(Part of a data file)
++++++++++++++++++++

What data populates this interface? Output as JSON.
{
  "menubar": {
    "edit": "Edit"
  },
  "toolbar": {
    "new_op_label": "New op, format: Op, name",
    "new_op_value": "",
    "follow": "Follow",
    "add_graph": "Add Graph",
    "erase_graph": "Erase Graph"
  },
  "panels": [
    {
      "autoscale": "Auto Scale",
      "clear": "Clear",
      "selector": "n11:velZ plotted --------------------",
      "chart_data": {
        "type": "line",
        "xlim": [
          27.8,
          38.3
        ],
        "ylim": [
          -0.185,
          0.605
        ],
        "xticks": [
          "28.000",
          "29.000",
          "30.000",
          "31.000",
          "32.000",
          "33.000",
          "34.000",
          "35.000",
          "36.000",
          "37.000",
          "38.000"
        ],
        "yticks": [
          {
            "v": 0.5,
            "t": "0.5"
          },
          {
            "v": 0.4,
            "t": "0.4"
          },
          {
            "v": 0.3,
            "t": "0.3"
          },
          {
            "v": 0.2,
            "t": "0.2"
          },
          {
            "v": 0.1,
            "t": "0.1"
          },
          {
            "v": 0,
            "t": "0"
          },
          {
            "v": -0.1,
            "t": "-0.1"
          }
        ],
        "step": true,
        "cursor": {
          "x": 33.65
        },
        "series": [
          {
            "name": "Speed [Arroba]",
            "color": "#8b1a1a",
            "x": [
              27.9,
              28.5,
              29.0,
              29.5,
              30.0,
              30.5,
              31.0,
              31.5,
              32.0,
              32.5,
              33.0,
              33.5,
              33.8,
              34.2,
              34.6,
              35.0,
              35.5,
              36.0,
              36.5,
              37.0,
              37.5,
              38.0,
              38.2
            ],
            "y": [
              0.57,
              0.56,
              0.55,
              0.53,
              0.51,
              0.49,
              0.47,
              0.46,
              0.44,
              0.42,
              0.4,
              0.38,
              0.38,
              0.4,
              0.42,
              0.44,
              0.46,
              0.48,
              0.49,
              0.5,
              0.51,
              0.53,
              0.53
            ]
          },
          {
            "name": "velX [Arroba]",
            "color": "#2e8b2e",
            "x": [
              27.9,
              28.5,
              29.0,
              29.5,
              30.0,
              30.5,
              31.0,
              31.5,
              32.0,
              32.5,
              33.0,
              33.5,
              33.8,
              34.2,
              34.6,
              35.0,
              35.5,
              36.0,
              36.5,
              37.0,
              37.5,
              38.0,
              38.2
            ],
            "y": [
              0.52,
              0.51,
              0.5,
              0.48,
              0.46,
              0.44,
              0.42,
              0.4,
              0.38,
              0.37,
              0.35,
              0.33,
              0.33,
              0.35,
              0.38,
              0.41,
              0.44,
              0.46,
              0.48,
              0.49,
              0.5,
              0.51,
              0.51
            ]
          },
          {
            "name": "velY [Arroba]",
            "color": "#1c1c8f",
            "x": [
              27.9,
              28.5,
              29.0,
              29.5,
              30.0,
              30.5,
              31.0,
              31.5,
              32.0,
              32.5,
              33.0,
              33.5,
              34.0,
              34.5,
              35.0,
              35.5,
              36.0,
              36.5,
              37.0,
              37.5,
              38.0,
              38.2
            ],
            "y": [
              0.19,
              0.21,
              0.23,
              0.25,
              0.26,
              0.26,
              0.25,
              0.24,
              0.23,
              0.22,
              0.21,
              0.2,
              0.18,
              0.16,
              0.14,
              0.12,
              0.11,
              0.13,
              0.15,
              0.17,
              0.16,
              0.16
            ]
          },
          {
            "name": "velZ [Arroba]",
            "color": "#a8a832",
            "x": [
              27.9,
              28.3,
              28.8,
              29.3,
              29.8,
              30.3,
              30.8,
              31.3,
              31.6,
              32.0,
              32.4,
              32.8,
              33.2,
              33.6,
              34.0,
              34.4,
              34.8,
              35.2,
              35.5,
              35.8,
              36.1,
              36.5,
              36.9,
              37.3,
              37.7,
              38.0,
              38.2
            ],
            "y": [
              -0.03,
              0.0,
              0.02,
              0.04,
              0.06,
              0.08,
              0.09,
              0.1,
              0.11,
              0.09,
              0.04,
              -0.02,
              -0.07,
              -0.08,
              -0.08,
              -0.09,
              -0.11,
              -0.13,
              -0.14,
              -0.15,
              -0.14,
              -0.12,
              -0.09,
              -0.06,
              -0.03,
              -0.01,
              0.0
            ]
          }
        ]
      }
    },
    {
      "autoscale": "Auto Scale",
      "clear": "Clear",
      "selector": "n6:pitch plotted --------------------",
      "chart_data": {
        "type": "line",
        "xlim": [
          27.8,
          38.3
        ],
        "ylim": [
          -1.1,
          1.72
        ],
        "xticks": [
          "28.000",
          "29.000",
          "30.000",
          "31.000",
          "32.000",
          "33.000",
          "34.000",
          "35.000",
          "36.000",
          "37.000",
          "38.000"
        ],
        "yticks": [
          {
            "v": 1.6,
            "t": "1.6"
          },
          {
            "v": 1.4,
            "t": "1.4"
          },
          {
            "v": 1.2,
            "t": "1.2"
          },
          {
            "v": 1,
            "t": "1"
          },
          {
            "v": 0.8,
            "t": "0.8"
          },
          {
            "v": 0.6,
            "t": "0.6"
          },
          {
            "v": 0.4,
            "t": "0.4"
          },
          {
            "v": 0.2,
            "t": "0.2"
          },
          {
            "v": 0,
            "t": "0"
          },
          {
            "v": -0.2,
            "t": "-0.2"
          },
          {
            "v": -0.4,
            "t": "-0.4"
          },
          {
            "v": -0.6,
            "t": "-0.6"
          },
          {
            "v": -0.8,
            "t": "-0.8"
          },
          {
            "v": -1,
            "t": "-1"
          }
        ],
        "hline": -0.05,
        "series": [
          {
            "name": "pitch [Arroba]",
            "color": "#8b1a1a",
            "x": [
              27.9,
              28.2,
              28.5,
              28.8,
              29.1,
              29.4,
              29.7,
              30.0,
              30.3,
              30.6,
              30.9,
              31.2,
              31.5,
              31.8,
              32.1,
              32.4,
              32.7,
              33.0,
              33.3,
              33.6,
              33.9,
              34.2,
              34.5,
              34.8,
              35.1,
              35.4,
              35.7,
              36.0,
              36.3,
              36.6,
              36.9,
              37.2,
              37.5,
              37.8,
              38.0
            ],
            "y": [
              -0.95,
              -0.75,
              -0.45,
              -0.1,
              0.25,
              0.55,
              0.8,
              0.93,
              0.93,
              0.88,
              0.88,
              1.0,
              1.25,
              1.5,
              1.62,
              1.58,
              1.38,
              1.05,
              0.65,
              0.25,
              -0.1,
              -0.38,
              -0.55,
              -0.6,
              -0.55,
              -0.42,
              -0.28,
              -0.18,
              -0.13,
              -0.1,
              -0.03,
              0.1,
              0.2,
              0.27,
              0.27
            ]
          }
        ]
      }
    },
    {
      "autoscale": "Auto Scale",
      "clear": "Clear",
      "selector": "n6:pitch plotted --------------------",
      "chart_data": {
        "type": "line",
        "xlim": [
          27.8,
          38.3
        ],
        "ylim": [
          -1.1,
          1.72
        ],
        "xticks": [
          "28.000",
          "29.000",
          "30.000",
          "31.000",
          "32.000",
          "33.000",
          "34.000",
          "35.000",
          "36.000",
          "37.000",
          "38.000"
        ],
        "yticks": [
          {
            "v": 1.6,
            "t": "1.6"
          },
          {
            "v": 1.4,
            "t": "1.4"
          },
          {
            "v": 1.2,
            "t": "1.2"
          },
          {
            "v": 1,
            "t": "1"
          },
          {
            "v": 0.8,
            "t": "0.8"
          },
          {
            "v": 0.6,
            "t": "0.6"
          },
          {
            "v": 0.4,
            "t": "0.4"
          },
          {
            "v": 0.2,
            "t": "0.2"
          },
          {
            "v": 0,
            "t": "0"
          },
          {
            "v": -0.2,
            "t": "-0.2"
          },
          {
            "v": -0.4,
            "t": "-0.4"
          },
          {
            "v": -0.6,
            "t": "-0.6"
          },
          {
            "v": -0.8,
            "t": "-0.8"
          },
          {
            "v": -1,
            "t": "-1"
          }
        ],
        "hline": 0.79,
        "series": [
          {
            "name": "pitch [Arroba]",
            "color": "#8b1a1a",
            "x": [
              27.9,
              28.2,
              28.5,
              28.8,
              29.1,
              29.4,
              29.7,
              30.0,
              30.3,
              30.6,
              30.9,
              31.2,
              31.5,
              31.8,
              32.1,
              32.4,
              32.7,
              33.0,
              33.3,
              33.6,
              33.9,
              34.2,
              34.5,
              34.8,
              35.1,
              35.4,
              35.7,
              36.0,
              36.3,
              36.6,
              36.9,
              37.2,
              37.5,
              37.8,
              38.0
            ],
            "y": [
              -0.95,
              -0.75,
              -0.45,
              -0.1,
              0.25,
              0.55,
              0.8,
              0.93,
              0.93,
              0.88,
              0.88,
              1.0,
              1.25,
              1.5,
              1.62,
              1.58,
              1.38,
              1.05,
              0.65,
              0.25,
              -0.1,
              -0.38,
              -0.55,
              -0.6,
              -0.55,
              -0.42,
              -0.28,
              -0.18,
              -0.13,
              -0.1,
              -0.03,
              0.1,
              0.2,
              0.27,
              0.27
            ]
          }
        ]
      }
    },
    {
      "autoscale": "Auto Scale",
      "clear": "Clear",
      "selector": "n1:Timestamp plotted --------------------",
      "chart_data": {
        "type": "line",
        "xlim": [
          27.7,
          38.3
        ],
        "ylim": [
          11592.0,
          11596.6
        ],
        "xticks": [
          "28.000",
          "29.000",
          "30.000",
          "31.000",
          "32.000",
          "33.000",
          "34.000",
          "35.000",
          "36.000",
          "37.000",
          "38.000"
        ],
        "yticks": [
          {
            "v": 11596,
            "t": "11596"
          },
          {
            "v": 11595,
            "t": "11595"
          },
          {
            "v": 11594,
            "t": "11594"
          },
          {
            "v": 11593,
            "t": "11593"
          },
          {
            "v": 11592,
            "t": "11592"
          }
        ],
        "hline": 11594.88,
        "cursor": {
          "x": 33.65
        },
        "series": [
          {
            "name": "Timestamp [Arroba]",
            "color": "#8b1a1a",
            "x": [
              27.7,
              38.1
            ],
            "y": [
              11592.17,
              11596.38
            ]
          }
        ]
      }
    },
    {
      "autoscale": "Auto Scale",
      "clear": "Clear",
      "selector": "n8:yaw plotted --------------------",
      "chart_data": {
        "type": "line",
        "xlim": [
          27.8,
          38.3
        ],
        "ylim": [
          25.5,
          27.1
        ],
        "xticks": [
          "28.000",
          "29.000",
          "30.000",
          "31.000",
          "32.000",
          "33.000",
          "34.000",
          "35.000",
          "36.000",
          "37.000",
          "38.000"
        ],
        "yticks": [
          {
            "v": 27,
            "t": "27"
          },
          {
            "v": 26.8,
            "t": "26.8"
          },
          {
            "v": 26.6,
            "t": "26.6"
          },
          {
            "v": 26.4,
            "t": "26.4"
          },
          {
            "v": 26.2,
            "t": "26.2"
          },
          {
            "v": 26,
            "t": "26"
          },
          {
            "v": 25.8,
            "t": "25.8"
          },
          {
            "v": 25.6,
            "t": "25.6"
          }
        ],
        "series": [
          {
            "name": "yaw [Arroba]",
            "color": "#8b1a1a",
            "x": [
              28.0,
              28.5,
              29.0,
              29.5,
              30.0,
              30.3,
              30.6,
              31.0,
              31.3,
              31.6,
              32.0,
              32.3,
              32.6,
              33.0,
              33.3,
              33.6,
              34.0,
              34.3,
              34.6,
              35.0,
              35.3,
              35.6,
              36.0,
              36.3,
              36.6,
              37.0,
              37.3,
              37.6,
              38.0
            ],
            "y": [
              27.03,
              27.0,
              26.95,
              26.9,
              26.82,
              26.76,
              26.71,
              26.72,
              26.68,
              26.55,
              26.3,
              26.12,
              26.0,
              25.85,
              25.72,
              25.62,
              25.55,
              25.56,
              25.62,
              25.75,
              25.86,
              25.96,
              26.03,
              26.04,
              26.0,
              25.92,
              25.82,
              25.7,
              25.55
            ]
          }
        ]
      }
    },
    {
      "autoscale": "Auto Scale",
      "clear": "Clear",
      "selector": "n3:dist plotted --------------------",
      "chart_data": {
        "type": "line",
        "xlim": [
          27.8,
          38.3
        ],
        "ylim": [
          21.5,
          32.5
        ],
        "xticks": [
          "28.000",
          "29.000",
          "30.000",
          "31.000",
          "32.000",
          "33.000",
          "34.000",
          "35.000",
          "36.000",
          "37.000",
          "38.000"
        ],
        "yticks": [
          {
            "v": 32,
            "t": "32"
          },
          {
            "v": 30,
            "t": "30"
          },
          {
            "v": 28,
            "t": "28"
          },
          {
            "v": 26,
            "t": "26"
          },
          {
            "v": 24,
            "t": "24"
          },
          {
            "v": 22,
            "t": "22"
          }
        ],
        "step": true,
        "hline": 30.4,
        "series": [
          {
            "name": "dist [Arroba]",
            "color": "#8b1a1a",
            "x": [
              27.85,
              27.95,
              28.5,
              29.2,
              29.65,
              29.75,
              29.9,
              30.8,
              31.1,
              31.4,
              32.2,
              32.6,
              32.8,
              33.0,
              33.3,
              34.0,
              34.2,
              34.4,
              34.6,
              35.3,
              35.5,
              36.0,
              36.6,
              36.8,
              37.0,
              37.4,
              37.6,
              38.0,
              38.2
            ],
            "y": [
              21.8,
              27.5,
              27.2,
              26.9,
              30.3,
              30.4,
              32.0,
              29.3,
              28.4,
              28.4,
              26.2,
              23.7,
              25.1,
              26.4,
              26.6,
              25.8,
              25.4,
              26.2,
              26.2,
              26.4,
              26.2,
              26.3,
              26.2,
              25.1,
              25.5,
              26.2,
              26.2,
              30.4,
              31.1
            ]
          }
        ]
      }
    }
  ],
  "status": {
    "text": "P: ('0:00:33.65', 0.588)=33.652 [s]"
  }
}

++++++++++++++++++++

Pick out every line holding the string "Graph" and return it.

CORRECT RESULT =>
    "add_graph": "Add Graph",
    "erase_graph": "Erase Graph"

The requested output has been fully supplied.